**TASK PROMPT:**
Repeat exactly, and only, the lines from the line containing "Transcribe the text in this document." through the last line of the records below, including both.

----------------

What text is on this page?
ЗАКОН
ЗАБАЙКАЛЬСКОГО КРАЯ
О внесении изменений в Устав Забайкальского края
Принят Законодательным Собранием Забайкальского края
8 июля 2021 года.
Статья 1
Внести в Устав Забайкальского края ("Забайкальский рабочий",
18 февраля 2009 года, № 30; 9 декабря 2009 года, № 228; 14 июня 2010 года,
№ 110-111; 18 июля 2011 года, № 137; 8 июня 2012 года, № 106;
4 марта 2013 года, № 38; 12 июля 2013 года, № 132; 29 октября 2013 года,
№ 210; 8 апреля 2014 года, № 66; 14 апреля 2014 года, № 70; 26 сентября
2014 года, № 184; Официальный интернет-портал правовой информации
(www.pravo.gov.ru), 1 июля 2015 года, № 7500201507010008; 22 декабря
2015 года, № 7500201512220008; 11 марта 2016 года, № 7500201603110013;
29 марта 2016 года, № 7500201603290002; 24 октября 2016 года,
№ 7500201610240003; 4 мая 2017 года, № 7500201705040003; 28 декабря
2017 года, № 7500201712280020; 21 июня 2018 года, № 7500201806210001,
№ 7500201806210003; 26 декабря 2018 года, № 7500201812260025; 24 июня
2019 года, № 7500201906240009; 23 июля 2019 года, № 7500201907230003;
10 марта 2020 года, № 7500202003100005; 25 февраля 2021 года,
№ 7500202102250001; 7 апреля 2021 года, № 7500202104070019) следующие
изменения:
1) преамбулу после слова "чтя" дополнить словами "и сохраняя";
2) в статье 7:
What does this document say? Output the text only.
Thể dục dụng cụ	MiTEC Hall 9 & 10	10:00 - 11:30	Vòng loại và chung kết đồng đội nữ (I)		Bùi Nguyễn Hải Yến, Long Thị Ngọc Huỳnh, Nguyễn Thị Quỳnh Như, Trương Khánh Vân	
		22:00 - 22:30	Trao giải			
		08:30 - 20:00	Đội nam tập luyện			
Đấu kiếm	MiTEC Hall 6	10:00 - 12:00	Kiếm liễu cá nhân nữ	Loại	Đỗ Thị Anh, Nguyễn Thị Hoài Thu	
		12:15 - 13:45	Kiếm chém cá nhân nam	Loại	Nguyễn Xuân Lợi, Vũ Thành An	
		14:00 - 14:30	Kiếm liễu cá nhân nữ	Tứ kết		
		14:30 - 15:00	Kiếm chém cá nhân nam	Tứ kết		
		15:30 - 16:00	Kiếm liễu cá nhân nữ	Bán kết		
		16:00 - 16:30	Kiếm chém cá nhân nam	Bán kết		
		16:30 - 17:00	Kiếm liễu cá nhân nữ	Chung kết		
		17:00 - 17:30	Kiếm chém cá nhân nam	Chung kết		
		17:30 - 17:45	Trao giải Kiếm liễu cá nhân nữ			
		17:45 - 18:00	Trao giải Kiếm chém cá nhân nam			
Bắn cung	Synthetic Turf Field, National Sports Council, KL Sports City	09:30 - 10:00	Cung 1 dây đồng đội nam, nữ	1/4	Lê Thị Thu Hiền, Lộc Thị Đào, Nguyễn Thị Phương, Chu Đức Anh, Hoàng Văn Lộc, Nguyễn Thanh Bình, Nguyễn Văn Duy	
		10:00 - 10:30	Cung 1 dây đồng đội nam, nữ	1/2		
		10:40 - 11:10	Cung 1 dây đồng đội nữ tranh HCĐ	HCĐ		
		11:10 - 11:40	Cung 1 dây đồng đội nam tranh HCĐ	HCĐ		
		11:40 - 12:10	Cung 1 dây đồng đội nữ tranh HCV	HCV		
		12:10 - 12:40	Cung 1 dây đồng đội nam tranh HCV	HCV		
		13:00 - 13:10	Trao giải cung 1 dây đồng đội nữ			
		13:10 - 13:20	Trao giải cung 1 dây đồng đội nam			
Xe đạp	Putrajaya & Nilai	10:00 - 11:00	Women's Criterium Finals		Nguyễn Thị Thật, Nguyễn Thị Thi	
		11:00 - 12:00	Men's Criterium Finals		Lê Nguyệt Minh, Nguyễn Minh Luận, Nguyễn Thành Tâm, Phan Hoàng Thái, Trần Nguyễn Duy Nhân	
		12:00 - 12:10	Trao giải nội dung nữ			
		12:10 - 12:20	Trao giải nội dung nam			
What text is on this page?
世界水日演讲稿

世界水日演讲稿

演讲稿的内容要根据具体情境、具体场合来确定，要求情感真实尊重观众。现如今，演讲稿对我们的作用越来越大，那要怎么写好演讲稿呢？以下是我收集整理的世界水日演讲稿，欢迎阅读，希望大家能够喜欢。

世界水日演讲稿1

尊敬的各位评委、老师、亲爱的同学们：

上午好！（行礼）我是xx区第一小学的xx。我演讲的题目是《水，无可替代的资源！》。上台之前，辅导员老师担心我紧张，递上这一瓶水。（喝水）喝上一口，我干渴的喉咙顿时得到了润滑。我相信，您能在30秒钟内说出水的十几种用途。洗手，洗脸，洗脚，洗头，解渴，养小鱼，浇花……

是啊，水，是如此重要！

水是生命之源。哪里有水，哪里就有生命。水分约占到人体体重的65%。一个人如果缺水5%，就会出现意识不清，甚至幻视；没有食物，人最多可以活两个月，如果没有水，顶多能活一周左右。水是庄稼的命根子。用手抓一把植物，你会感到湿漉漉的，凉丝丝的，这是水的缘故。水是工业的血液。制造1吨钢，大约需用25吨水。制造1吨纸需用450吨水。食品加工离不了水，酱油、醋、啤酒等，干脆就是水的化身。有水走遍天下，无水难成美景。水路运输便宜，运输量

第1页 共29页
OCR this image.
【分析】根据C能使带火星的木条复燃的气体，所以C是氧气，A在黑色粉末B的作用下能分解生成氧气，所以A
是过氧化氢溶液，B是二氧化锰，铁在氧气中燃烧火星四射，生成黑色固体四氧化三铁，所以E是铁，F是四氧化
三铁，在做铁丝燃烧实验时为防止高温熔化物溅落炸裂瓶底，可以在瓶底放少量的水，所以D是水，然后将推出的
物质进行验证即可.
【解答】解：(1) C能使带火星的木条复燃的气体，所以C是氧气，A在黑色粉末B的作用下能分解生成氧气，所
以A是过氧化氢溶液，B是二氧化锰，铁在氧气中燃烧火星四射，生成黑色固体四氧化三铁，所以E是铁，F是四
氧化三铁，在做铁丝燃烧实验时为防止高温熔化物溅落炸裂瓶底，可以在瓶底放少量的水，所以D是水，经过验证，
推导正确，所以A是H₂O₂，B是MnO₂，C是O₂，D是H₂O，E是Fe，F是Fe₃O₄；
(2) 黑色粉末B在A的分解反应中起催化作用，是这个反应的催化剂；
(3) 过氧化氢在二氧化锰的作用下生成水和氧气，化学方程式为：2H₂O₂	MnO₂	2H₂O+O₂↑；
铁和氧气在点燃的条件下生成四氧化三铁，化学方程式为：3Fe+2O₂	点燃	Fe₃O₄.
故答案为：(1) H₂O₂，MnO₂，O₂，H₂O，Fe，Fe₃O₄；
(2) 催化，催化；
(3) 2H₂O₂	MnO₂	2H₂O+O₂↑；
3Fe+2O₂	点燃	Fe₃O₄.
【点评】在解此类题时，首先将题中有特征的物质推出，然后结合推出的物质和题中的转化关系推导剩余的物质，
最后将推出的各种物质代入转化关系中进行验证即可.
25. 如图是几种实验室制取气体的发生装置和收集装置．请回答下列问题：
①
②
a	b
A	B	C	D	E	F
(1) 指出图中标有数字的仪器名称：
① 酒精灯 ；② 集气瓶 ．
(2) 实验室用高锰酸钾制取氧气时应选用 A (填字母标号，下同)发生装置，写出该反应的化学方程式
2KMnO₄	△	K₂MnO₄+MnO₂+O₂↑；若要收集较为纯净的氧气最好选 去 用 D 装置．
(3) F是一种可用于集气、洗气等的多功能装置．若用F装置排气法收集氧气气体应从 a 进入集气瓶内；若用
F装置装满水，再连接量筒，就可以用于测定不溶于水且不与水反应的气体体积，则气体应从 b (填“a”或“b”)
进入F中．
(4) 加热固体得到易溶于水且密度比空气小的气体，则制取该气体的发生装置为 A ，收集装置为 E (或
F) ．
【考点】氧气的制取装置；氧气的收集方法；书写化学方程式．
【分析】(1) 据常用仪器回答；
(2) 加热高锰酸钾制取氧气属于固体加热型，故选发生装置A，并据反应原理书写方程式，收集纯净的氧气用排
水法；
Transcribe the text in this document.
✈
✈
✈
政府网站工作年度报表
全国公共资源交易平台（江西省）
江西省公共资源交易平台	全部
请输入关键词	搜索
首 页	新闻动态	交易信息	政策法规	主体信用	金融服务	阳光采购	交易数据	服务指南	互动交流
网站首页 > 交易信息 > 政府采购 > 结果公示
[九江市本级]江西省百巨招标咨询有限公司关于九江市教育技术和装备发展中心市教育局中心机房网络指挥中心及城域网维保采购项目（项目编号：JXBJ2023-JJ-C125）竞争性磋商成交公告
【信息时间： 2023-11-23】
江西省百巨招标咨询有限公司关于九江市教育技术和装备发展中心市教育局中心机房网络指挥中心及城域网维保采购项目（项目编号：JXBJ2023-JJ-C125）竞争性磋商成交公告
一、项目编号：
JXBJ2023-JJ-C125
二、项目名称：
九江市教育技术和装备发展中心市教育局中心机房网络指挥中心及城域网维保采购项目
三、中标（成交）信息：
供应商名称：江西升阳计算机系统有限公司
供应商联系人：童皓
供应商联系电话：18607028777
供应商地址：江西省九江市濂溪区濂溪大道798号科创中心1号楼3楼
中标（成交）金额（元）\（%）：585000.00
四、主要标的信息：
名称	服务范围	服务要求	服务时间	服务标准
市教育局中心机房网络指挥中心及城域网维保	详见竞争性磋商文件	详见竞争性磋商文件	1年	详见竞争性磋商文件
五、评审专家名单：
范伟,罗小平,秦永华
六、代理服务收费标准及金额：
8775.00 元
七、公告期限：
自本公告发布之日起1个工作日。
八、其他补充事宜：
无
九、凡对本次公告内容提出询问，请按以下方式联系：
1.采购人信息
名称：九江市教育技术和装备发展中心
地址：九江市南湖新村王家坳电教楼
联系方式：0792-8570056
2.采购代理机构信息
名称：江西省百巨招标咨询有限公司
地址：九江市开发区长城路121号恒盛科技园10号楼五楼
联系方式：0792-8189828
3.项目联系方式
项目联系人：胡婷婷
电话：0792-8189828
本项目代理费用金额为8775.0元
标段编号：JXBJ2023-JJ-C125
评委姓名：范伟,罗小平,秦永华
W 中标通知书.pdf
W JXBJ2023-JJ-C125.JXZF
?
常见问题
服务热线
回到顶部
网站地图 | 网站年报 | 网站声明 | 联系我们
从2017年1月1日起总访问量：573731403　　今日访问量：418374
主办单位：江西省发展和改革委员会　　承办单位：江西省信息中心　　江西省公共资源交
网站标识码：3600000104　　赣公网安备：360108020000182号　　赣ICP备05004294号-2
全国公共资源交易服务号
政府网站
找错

----------------

**RESULT:**
Transcribe the text in this document.
✈
✈
✈
政府网站工作年度报表
全国公共资源交易平台（江西省）
江西省公共资源交易平台	全部
请输入关键词	搜索
首 页	新闻动态	交易信息	政策法规	主体信用	金融服务	阳光采购	交易数据	服务指南	互动交流
网站首页 > 交易信息 > 政府采购 > 结果公示
[九江市本级]江西省百巨招标咨询有限公司关于九江市教育技术和装备发展中心市教育局中心机房网络指挥中心及城域网维保采购项目（项目编号：JXBJ2023-JJ-C125）竞争性磋商成交公告
【信息时间： 2023-11-23】
江西省百巨招标咨询有限公司关于九江市教育技术和装备发展中心市教育局中心机房网络指挥中心及城域网维保采购项目（项目编号：JXBJ2023-JJ-C125）竞争性磋商成交公告
一、项目编号：
JXBJ2023-JJ-C125
二、项目名称：
九江市教育技术和装备发展中心市教育局中心机房网络指挥中心及城域网维保采购项目
三、中标（成交）信息：
供应商名称：江西升阳计算机系统有限公司
供应商联系人：童皓
供应商联系电话：18607028777
供应商地址：江西省九江市濂溪区濂溪大道798号科创中心1号楼3楼
中标（成交）金额（元）\（%）：585000.00
四、主要标的信息：
名称	服务范围	服务要求	服务时间	服务标准
市教育局中心机房网络指挥中心及城域网维保	详见竞争性磋商文件	详见竞争性磋商文件	1年	详见竞争性磋商文件
五、评审专家名单：
范伟,罗小平,秦永华
六、代理服务收费标准及金额：
8775.00 元
七、公告期限：
自本公告发布之日起1个工作日。
八、其他补充事宜：
无
九、凡对本次公告内容提出询问，请按以下方式联系：
1.采购人信息
名称：九江市教育技术和装备发展中心
地址：九江市南湖新村王家坳电教楼
联系方式：0792-8570056
2.采购代理机构信息
名称：江西省百巨招标咨询有限公司
地址：九江市开发区长城路121号恒盛科技园10号楼五楼
联系方式：0792-8189828
3.项目联系方式
项目联系人：胡婷婷
电话：0792-8189828
本项目代理费用金额为8775.0元
标段编号：JXBJ2023-JJ-C125
评委姓名：范伟,罗小平,秦永华
W 中标通知书.pdf
W JXBJ2023-JJ-C125.JXZF
?
常见问题
服务热线
回到顶部
网站地图 | 网站年报 | 网站声明 | 联系我们
从2017年1月1日起总访问量：573731403　　今日访问量：418374
主办单位：江西省发展和改革委员会　　承办单位：江西省信息中心　　江西省公共资源交
网站标识码：3600000104　　赣公网安备：360108020000182号　　赣ICP备05004294号-2
全国公共资源交易服务号
政府网站
找错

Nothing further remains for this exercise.